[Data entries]
— start —

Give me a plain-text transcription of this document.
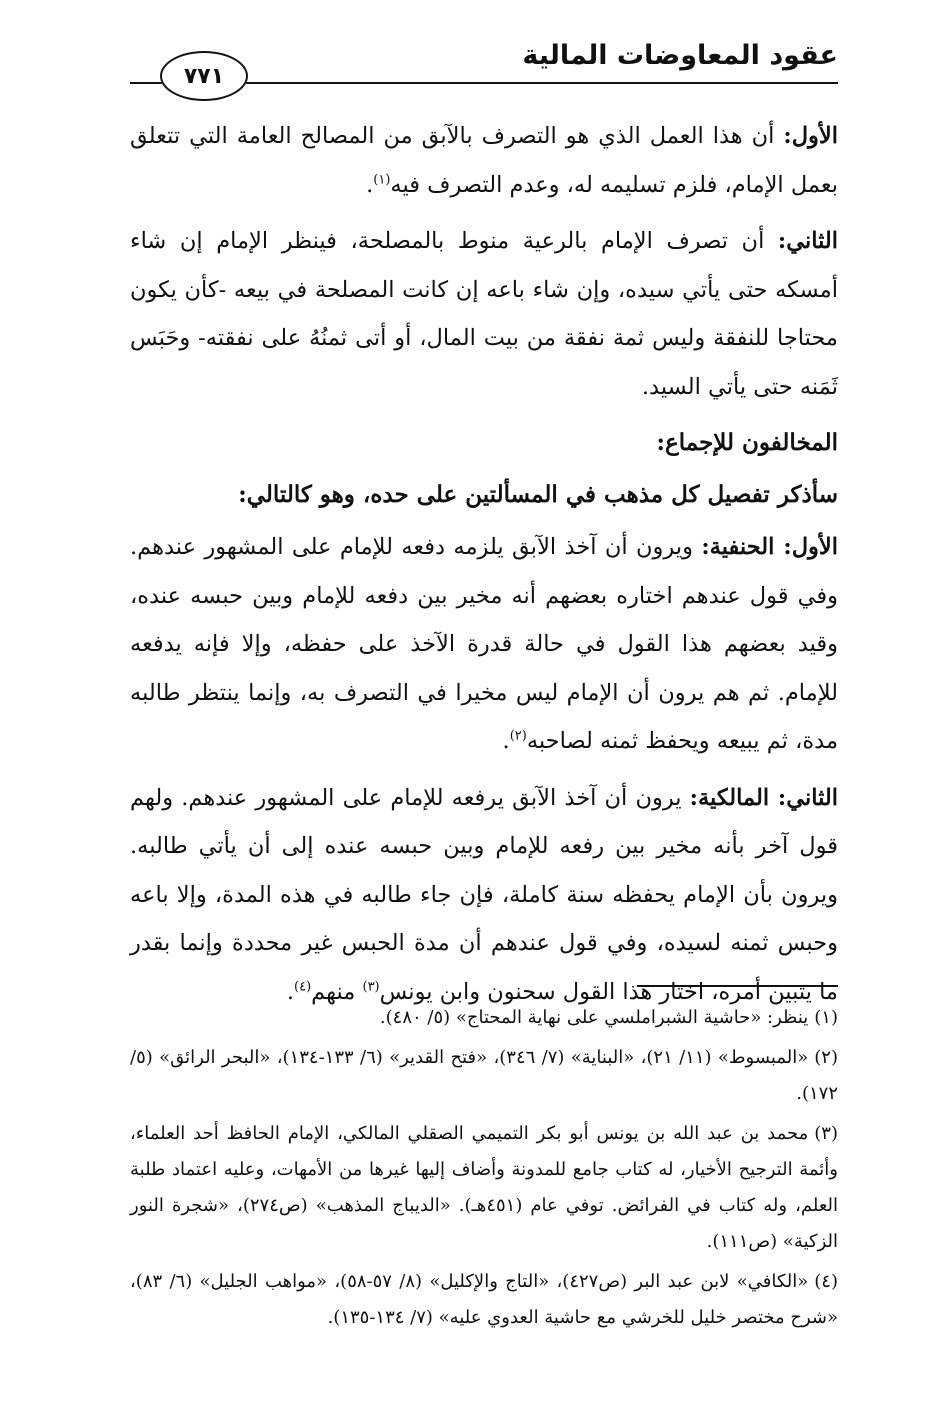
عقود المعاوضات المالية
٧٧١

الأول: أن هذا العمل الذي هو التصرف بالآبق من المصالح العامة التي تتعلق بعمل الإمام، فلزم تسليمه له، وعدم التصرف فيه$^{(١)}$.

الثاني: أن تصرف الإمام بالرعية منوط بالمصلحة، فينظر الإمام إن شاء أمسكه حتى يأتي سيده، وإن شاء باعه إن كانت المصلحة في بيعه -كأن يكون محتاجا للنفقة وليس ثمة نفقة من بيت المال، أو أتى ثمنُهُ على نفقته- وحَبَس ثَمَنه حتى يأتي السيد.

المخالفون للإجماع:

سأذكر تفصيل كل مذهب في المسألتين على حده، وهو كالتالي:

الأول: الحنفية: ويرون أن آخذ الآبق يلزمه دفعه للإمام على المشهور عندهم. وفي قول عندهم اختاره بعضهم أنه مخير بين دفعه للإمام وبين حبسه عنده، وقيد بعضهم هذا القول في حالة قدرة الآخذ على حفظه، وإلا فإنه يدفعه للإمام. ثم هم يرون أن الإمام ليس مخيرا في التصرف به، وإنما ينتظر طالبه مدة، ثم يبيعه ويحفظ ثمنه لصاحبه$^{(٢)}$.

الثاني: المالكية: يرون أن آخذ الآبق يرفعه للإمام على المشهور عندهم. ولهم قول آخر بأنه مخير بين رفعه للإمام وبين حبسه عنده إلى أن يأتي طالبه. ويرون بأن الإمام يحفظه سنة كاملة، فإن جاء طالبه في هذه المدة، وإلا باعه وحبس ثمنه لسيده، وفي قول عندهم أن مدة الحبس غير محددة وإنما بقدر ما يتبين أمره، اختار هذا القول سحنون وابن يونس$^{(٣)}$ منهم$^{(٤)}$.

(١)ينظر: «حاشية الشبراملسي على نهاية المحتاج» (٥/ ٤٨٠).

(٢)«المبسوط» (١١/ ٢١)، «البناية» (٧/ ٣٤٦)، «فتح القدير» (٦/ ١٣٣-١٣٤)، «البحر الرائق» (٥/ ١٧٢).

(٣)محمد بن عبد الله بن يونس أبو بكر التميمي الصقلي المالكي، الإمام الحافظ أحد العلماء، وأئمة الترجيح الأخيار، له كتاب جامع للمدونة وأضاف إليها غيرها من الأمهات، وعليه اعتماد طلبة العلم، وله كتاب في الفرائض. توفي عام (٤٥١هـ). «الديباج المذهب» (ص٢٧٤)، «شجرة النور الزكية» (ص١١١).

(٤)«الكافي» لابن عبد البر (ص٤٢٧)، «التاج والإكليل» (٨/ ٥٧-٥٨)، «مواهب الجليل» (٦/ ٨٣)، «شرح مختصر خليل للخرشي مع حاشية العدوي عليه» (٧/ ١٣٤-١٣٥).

— end —
— start —

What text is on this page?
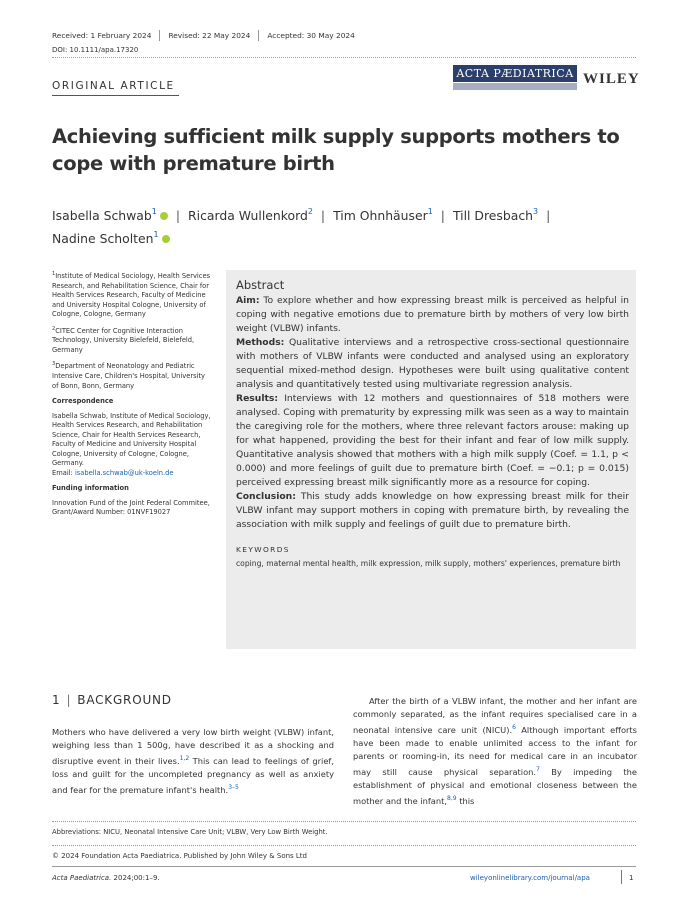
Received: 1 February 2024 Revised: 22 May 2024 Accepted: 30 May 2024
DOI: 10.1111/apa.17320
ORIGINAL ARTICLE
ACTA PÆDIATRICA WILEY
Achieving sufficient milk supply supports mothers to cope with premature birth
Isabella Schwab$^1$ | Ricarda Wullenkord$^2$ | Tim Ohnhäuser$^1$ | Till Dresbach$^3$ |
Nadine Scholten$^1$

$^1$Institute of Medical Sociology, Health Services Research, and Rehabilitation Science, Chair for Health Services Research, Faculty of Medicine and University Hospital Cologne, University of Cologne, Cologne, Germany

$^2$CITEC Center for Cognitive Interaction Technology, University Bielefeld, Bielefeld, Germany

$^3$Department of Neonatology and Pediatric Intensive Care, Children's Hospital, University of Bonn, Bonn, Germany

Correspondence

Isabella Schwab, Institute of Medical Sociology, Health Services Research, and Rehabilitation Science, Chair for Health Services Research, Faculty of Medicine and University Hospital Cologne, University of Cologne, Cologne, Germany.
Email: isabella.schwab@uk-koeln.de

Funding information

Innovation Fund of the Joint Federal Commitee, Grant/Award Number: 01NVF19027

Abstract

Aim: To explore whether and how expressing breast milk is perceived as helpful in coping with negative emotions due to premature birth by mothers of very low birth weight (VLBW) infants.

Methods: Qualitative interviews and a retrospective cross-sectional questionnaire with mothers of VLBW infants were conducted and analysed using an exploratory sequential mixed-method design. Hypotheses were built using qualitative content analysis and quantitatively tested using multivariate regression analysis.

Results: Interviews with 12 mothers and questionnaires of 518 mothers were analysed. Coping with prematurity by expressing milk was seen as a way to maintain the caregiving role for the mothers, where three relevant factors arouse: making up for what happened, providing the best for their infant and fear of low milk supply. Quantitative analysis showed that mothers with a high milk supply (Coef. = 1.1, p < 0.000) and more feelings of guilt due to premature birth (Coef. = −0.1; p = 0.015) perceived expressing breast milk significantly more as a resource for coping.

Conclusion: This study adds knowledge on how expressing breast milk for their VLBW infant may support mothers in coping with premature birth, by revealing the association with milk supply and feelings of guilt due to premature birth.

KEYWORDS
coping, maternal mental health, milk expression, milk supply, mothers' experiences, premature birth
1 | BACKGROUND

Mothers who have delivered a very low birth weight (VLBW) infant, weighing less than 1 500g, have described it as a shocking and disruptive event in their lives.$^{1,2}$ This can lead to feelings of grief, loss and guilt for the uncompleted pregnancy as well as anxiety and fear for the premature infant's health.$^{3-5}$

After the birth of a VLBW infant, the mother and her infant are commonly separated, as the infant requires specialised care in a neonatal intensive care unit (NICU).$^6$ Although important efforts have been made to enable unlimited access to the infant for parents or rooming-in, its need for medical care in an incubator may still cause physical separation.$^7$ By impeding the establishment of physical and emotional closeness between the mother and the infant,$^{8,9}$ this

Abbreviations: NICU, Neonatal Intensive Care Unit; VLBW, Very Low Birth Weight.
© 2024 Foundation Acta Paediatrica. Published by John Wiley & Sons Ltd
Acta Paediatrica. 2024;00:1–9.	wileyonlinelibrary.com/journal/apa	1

— end —

PROBLEM REQUIREMENTS :: Look for lines containing the string "حبسه" and copy them all.

SOLUTION TO THIS TASK ::
الأول: الحنفية: ويرون أن آخذ الآبق يلزمه دفعه للإمام على المشهور عندهم. وفي قول عندهم اختاره بعضهم أنه مخير بين دفعه للإمام وبين حبسه عنده، وقيد بعضهم هذا القول في حالة قدرة الآخذ على حفظه، وإلا فإنه يدفعه للإمام. ثم هم يرون أن الإمام ليس مخيرا في التصرف به، وإنما ينتظر طالبه مدة، ثم يبيعه ويحفظ ثمنه لصاحبه$^{(٢)}$.
الثاني: المالكية: يرون أن آخذ الآبق يرفعه للإمام على المشهور عندهم. ولهم قول آخر بأنه مخير بين رفعه للإمام وبين حبسه عنده إلى أن يأتي طالبه. ويرون بأن الإمام يحفظه سنة كاملة، فإن جاء طالبه في هذه المدة، وإلا باعه وحبس ثمنه لسيده، وفي قول عندهم أن مدة الحبس غير محددة وإنما بقدر ما يتبين أمره، اختار هذا القول سحنون وابن يونس$^{(٣)}$ منهم$^{(٤)}$.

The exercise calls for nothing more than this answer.